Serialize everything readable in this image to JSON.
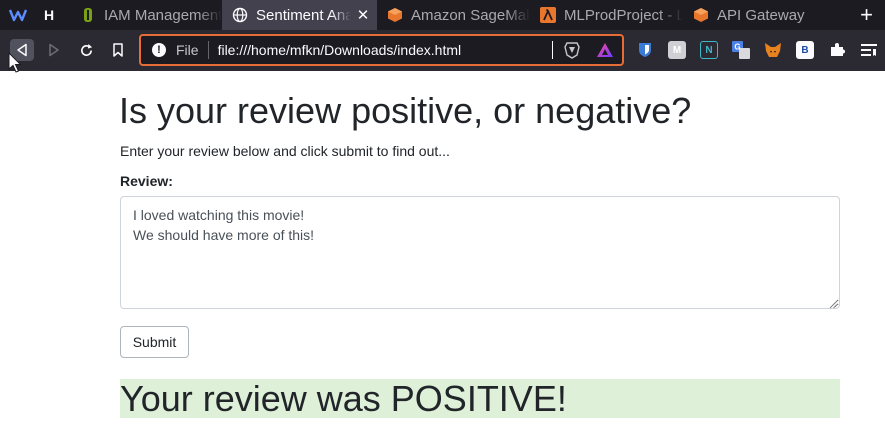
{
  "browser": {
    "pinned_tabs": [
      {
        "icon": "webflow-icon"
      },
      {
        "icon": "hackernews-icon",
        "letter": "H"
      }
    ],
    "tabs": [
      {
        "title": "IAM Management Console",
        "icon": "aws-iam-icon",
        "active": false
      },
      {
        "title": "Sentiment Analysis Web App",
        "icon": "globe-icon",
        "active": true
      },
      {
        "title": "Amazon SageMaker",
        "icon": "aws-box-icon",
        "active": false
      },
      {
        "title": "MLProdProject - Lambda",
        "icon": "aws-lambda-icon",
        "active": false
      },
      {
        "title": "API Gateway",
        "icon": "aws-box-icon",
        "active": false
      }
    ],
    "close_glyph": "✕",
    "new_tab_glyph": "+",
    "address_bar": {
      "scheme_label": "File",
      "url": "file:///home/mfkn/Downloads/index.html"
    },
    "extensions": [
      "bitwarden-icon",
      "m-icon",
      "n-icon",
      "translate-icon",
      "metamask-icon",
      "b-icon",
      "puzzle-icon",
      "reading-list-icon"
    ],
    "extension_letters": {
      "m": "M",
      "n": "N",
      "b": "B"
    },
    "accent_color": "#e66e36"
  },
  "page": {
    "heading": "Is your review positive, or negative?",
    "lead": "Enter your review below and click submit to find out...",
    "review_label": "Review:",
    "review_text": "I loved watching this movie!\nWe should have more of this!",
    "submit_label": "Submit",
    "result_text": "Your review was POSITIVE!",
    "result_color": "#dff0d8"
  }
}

────────────────────

• What to work on:
Using the material above, retype each entry exactly and omit the pictures.

• Solution to this problem:
Serialize everything readable in this image to JSON.
{
  "browser": {
    "pinned_tabs": [
      {
        "icon": "webflow-icon"
      },
      {
        "icon": "hackernews-icon",
        "letter": "H"
      }
    ],
    "tabs": [
      {
        "title": "IAM Management Console",
        "icon": "aws-iam-icon",
        "active": false
      },
      {
        "title": "Sentiment Analysis Web App",
        "icon": "globe-icon",
        "active": true
      },
      {
        "title": "Amazon SageMaker",
        "icon": "aws-box-icon",
        "active": false
      },
      {
        "title": "MLProdProject - Lambda",
        "icon": "aws-lambda-icon",
        "active": false
      },
      {
        "title": "API Gateway",
        "icon": "aws-box-icon",
        "active": false
      }
    ],
    "close_glyph": "✕",
    "new_tab_glyph": "+",
    "address_bar": {
      "scheme_label": "File",
      "url": "file:///home/mfkn/Downloads/index.html"
    },
    "extensions": [
      "bitwarden-icon",
      "m-icon",
      "n-icon",
      "translate-icon",
      "metamask-icon",
      "b-icon",
      "puzzle-icon",
      "reading-list-icon"
    ],
    "extension_letters": {
      "m": "M",
      "n": "N",
      "b": "B"
    },
    "accent_color": "#e66e36"
  },
  "page": {
    "heading": "Is your review positive, or negative?",
    "lead": "Enter your review below and click submit to find out...",
    "review_label": "Review:",
    "review_text": "I loved watching this movie!\nWe should have more of this!",
    "submit_label": "Submit",
    "result_text": "Your review was POSITIVE!",
    "result_color": "#dff0d8"
  }
}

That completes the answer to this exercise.